_GIVEN INSTRUCTION_
Copy each line exactly. Leave nothing out.

_MATERIAL FOR THIS TASK_
§

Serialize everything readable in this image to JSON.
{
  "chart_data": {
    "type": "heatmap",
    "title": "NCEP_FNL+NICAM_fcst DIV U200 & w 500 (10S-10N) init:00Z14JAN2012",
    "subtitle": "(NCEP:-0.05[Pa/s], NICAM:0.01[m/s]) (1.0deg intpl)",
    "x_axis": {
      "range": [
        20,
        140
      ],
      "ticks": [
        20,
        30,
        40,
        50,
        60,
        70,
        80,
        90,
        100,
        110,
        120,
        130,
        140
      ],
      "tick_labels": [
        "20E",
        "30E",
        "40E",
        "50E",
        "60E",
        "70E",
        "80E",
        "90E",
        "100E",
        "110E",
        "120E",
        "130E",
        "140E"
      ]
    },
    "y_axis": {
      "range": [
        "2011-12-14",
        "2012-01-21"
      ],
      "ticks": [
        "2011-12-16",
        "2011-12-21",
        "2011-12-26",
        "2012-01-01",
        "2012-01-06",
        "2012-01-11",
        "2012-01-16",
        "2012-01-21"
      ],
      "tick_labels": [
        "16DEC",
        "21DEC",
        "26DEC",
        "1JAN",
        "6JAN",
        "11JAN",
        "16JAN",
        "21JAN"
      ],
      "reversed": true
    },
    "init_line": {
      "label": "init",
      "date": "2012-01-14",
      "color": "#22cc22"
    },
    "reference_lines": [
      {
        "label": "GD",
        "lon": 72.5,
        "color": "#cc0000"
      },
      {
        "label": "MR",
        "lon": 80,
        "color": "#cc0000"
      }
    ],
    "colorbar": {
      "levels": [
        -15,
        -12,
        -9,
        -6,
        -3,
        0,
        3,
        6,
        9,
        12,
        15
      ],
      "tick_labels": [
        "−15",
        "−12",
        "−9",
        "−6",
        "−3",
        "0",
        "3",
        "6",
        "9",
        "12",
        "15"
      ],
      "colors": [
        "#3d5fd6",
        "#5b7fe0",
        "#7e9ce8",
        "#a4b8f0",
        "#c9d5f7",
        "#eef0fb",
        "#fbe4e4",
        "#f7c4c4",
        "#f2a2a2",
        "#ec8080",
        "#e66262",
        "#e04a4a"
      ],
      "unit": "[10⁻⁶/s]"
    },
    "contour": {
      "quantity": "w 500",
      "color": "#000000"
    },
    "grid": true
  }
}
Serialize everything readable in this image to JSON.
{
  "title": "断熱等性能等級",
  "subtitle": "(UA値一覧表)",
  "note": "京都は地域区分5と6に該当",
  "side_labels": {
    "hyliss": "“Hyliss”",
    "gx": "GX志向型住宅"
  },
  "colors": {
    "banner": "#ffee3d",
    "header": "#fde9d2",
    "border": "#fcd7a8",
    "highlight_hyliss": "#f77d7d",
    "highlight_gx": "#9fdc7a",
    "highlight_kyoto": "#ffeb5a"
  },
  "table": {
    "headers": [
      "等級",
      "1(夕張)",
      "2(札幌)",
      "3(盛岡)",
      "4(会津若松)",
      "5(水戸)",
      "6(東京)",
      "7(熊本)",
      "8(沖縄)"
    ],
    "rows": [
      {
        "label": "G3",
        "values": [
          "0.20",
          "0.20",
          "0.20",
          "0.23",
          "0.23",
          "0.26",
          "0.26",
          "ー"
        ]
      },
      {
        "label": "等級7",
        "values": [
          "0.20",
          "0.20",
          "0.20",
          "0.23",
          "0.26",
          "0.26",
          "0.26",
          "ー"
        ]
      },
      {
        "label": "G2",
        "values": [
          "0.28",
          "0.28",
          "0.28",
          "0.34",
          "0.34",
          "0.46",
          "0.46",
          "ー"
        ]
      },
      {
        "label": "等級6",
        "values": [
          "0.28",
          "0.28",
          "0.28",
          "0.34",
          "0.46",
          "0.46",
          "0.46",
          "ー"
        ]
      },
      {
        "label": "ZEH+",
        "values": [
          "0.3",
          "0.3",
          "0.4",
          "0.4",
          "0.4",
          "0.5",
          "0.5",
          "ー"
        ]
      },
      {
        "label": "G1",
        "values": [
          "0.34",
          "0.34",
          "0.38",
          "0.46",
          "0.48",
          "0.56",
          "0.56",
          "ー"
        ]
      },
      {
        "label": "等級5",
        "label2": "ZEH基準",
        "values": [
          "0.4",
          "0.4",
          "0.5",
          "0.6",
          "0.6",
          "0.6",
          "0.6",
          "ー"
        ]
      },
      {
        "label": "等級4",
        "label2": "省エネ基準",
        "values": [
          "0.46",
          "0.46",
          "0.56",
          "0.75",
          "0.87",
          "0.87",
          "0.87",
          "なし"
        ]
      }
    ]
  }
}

§

_WRITTEN RESPONSE_
Serialize everything readable in this image to JSON.
{
  "chart_data": {
    "type": "heatmap",
    "title": "NCEP_FNL+NICAM_fcst DIV U200 & w 500 (10S-10N) init:00Z14JAN2012",
    "subtitle": "(NCEP:-0.05[Pa/s], NICAM:0.01[m/s]) (1.0deg intpl)",
    "x_axis": {
      "range": [
        20,
        140
      ],
      "ticks": [
        20,
        30,
        40,
        50,
        60,
        70,
        80,
        90,
        100,
        110,
        120,
        130,
        140
      ],
      "tick_labels": [
        "20E",
        "30E",
        "40E",
        "50E",
        "60E",
        "70E",
        "80E",
        "90E",
        "100E",
        "110E",
        "120E",
        "130E",
        "140E"
      ]
    },
    "y_axis": {
      "range": [
        "2011-12-14",
        "2012-01-21"
      ],
      "ticks": [
        "2011-12-16",
        "2011-12-21",
        "2011-12-26",
        "2012-01-01",
        "2012-01-06",
        "2012-01-11",
        "2012-01-16",
        "2012-01-21"
      ],
      "tick_labels": [
        "16DEC",
        "21DEC",
        "26DEC",
        "1JAN",
        "6JAN",
        "11JAN",
        "16JAN",
        "21JAN"
      ],
      "reversed": true
    },
    "init_line": {
      "label": "init",
      "date": "2012-01-14",
      "color": "#22cc22"
    },
    "reference_lines": [
      {
        "label": "GD",
        "lon": 72.5,
        "color": "#cc0000"
      },
      {
        "label": "MR",
        "lon": 80,
        "color": "#cc0000"
      }
    ],
    "colorbar": {
      "levels": [
        -15,
        -12,
        -9,
        -6,
        -3,
        0,
        3,
        6,
        9,
        12,
        15
      ],
      "tick_labels": [
        "−15",
        "−12",
        "−9",
        "−6",
        "−3",
        "0",
        "3",
        "6",
        "9",
        "12",
        "15"
      ],
      "colors": [
        "#3d5fd6",
        "#5b7fe0",
        "#7e9ce8",
        "#a4b8f0",
        "#c9d5f7",
        "#eef0fb",
        "#fbe4e4",
        "#f7c4c4",
        "#f2a2a2",
        "#ec8080",
        "#e66262",
        "#e04a4a"
      ],
      "unit": "[10⁻⁶/s]"
    },
    "contour": {
      "quantity": "w 500",
      "color": "#000000"
    },
    "grid": true
  }
}
Serialize everything readable in this image to JSON.
{
  "title": "断熱等性能等級",
  "subtitle": "(UA値一覧表)",
  "note": "京都は地域区分5と6に該当",
  "side_labels": {
    "hyliss": "“Hyliss”",
    "gx": "GX志向型住宅"
  },
  "colors": {
    "banner": "#ffee3d",
    "header": "#fde9d2",
    "border": "#fcd7a8",
    "highlight_hyliss": "#f77d7d",
    "highlight_gx": "#9fdc7a",
    "highlight_kyoto": "#ffeb5a"
  },
  "table": {
    "headers": [
      "等級",
      "1(夕張)",
      "2(札幌)",
      "3(盛岡)",
      "4(会津若松)",
      "5(水戸)",
      "6(東京)",
      "7(熊本)",
      "8(沖縄)"
    ],
    "rows": [
      {
        "label": "G3",
        "values": [
          "0.20",
          "0.20",
          "0.20",
          "0.23",
          "0.23",
          "0.26",
          "0.26",
          "ー"
        ]
      },
      {
        "label": "等級7",
        "values": [
          "0.20",
          "0.20",
          "0.20",
          "0.23",
          "0.26",
          "0.26",
          "0.26",
          "ー"
        ]
      },
      {
        "label": "G2",
        "values": [
          "0.28",
          "0.28",
          "0.28",
          "0.34",
          "0.34",
          "0.46",
          "0.46",
          "ー"
        ]
      },
      {
        "label": "等級6",
        "values": [
          "0.28",
          "0.28",
          "0.28",
          "0.34",
          "0.46",
          "0.46",
          "0.46",
          "ー"
        ]
      },
      {
        "label": "ZEH+",
        "values": [
          "0.3",
          "0.3",
          "0.4",
          "0.4",
          "0.4",
          "0.5",
          "0.5",
          "ー"
        ]
      },
      {
        "label": "G1",
        "values": [
          "0.34",
          "0.34",
          "0.38",
          "0.46",
          "0.48",
          "0.56",
          "0.56",
          "ー"
        ]
      },
      {
        "label": "等級5",
        "label2": "ZEH基準",
        "values": [
          "0.4",
          "0.4",
          "0.5",
          "0.6",
          "0.6",
          "0.6",
          "0.6",
          "ー"
        ]
      },
      {
        "label": "等級4",
        "label2": "省エネ基準",
        "values": [
          "0.46",
          "0.46",
          "0.56",
          "0.75",
          "0.87",
          "0.87",
          "0.87",
          "なし"
        ]
      }
    ]
  }
}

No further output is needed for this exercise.